— Directions for this task —
Each line of the material below needs to be returned exactly as written.

— Dataset records —
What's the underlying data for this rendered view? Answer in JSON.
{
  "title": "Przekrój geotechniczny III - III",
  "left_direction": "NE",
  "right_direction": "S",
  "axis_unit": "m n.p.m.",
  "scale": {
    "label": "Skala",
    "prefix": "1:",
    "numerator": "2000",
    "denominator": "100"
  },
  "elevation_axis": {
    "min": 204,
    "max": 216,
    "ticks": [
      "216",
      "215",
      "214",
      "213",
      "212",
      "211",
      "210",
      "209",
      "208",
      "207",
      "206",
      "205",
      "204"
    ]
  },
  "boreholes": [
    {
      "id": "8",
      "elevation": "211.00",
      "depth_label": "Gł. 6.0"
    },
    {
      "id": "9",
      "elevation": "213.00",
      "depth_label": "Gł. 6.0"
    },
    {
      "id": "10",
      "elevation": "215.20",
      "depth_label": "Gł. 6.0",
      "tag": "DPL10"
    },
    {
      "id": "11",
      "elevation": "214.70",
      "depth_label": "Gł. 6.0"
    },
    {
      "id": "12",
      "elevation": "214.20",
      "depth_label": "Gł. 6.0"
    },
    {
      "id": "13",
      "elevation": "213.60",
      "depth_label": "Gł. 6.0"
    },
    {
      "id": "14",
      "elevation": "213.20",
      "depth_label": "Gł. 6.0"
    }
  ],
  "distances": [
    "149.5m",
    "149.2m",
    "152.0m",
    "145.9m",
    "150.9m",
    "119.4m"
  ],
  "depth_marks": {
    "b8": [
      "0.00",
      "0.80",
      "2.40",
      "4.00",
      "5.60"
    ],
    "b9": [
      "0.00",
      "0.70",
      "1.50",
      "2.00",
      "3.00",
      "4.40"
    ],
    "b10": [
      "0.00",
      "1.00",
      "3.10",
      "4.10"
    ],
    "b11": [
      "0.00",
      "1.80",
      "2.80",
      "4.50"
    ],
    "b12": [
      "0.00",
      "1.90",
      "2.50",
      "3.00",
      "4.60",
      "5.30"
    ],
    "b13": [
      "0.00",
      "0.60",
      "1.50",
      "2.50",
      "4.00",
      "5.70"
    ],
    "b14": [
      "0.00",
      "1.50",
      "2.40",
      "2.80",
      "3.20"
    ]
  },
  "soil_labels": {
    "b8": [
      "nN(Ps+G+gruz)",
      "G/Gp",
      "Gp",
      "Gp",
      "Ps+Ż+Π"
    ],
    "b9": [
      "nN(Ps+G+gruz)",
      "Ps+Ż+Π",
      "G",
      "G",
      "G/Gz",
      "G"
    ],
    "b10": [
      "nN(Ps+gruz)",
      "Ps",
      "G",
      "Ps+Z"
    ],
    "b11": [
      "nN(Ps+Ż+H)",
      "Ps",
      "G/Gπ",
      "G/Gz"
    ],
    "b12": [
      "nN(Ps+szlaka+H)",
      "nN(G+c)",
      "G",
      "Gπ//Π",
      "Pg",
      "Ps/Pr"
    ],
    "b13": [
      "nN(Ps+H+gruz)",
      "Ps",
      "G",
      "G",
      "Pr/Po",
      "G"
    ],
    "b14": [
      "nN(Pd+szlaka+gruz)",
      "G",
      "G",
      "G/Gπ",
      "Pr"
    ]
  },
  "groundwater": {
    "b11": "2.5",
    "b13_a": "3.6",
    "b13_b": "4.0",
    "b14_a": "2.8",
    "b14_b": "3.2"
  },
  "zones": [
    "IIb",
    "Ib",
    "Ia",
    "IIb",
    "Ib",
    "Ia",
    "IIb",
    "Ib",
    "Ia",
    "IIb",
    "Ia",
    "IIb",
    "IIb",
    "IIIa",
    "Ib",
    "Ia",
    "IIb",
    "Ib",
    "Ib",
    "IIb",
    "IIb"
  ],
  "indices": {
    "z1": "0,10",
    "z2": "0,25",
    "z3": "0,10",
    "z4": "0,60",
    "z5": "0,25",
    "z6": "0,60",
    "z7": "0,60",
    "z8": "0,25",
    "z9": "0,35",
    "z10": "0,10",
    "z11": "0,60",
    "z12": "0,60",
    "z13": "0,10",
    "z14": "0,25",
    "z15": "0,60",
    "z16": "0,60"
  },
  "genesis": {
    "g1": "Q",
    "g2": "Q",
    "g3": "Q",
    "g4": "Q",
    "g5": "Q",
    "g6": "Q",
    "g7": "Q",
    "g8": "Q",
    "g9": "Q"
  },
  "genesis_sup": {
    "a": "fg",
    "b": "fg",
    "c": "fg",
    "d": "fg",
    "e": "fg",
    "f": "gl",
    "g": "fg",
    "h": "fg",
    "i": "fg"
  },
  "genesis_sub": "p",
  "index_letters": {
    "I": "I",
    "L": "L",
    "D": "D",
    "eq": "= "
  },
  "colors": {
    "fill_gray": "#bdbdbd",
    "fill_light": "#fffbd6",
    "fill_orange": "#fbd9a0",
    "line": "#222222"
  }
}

— Solution —
What's the underlying data for this rendered view? Answer in JSON.
{
  "title": "Przekrój geotechniczny III - III",
  "left_direction": "NE",
  "right_direction": "S",
  "axis_unit": "m n.p.m.",
  "scale": {
    "label": "Skala",
    "prefix": "1:",
    "numerator": "2000",
    "denominator": "100"
  },
  "elevation_axis": {
    "min": 204,
    "max": 216,
    "ticks": [
      "216",
      "215",
      "214",
      "213",
      "212",
      "211",
      "210",
      "209",
      "208",
      "207",
      "206",
      "205",
      "204"
    ]
  },
  "boreholes": [
    {
      "id": "8",
      "elevation": "211.00",
      "depth_label": "Gł. 6.0"
    },
    {
      "id": "9",
      "elevation": "213.00",
      "depth_label": "Gł. 6.0"
    },
    {
      "id": "10",
      "elevation": "215.20",
      "depth_label": "Gł. 6.0",
      "tag": "DPL10"
    },
    {
      "id": "11",
      "elevation": "214.70",
      "depth_label": "Gł. 6.0"
    },
    {
      "id": "12",
      "elevation": "214.20",
      "depth_label": "Gł. 6.0"
    },
    {
      "id": "13",
      "elevation": "213.60",
      "depth_label": "Gł. 6.0"
    },
    {
      "id": "14",
      "elevation": "213.20",
      "depth_label": "Gł. 6.0"
    }
  ],
  "distances": [
    "149.5m",
    "149.2m",
    "152.0m",
    "145.9m",
    "150.9m",
    "119.4m"
  ],
  "depth_marks": {
    "b8": [
      "0.00",
      "0.80",
      "2.40",
      "4.00",
      "5.60"
    ],
    "b9": [
      "0.00",
      "0.70",
      "1.50",
      "2.00",
      "3.00",
      "4.40"
    ],
    "b10": [
      "0.00",
      "1.00",
      "3.10",
      "4.10"
    ],
    "b11": [
      "0.00",
      "1.80",
      "2.80",
      "4.50"
    ],
    "b12": [
      "0.00",
      "1.90",
      "2.50",
      "3.00",
      "4.60",
      "5.30"
    ],
    "b13": [
      "0.00",
      "0.60",
      "1.50",
      "2.50",
      "4.00",
      "5.70"
    ],
    "b14": [
      "0.00",
      "1.50",
      "2.40",
      "2.80",
      "3.20"
    ]
  },
  "soil_labels": {
    "b8": [
      "nN(Ps+G+gruz)",
      "G/Gp",
      "Gp",
      "Gp",
      "Ps+Ż+Π"
    ],
    "b9": [
      "nN(Ps+G+gruz)",
      "Ps+Ż+Π",
      "G",
      "G",
      "G/Gz",
      "G"
    ],
    "b10": [
      "nN(Ps+gruz)",
      "Ps",
      "G",
      "Ps+Z"
    ],
    "b11": [
      "nN(Ps+Ż+H)",
      "Ps",
      "G/Gπ",
      "G/Gz"
    ],
    "b12": [
      "nN(Ps+szlaka+H)",
      "nN(G+c)",
      "G",
      "Gπ//Π",
      "Pg",
      "Ps/Pr"
    ],
    "b13": [
      "nN(Ps+H+gruz)",
      "Ps",
      "G",
      "G",
      "Pr/Po",
      "G"
    ],
    "b14": [
      "nN(Pd+szlaka+gruz)",
      "G",
      "G",
      "G/Gπ",
      "Pr"
    ]
  },
  "groundwater": {
    "b11": "2.5",
    "b13_a": "3.6",
    "b13_b": "4.0",
    "b14_a": "2.8",
    "b14_b": "3.2"
  },
  "zones": [
    "IIb",
    "Ib",
    "Ia",
    "IIb",
    "Ib",
    "Ia",
    "IIb",
    "Ib",
    "Ia",
    "IIb",
    "Ia",
    "IIb",
    "IIb",
    "IIIa",
    "Ib",
    "Ia",
    "IIb",
    "Ib",
    "Ib",
    "IIb",
    "IIb"
  ],
  "indices": {
    "z1": "0,10",
    "z2": "0,25",
    "z3": "0,10",
    "z4": "0,60",
    "z5": "0,25",
    "z6": "0,60",
    "z7": "0,60",
    "z8": "0,25",
    "z9": "0,35",
    "z10": "0,10",
    "z11": "0,60",
    "z12": "0,60",
    "z13": "0,10",
    "z14": "0,25",
    "z15": "0,60",
    "z16": "0,60"
  },
  "genesis": {
    "g1": "Q",
    "g2": "Q",
    "g3": "Q",
    "g4": "Q",
    "g5": "Q",
    "g6": "Q",
    "g7": "Q",
    "g8": "Q",
    "g9": "Q"
  },
  "genesis_sup": {
    "a": "fg",
    "b": "fg",
    "c": "fg",
    "d": "fg",
    "e": "fg",
    "f": "gl",
    "g": "fg",
    "h": "fg",
    "i": "fg"
  },
  "genesis_sub": "p",
  "index_letters": {
    "I": "I",
    "L": "L",
    "D": "D",
    "eq": "= "
  },
  "colors": {
    "fill_gray": "#bdbdbd",
    "fill_light": "#fffbd6",
    "fill_orange": "#fbd9a0",
    "line": "#222222"
  }
}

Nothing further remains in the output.